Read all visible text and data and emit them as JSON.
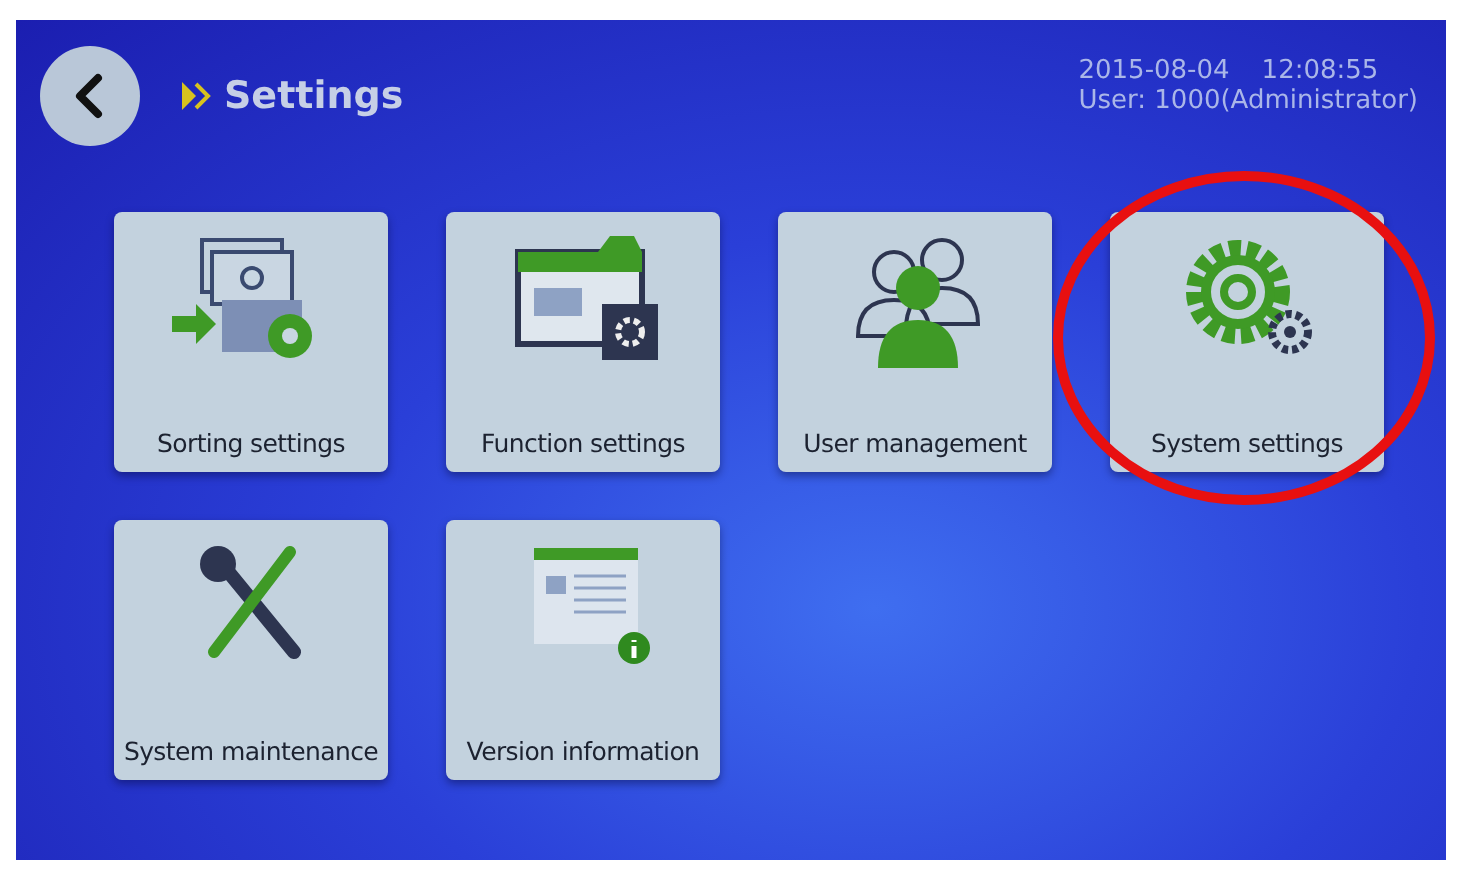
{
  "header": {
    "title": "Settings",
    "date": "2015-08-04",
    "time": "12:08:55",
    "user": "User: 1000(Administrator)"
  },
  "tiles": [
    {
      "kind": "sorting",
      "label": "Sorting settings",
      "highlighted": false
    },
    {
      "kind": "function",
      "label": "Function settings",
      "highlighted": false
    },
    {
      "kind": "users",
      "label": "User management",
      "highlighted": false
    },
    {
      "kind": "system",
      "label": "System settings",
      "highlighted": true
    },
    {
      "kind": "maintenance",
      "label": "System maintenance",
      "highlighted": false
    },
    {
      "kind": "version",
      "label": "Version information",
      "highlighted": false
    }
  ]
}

----------

**Problem statement**
Write out the listing above exactly as it stands, pictures excluded.

**Response for this exercise**
Read all visible text and data and emit them as JSON.
{
  "header": {
    "title": "Settings",
    "date": "2015-08-04",
    "time": "12:08:55",
    "user": "User: 1000(Administrator)"
  },
  "tiles": [
    {
      "kind": "sorting",
      "label": "Sorting settings",
      "highlighted": false
    },
    {
      "kind": "function",
      "label": "Function settings",
      "highlighted": false
    },
    {
      "kind": "users",
      "label": "User management",
      "highlighted": false
    },
    {
      "kind": "system",
      "label": "System settings",
      "highlighted": true
    },
    {
      "kind": "maintenance",
      "label": "System maintenance",
      "highlighted": false
    },
    {
      "kind": "version",
      "label": "Version information",
      "highlighted": false
    }
  ]
}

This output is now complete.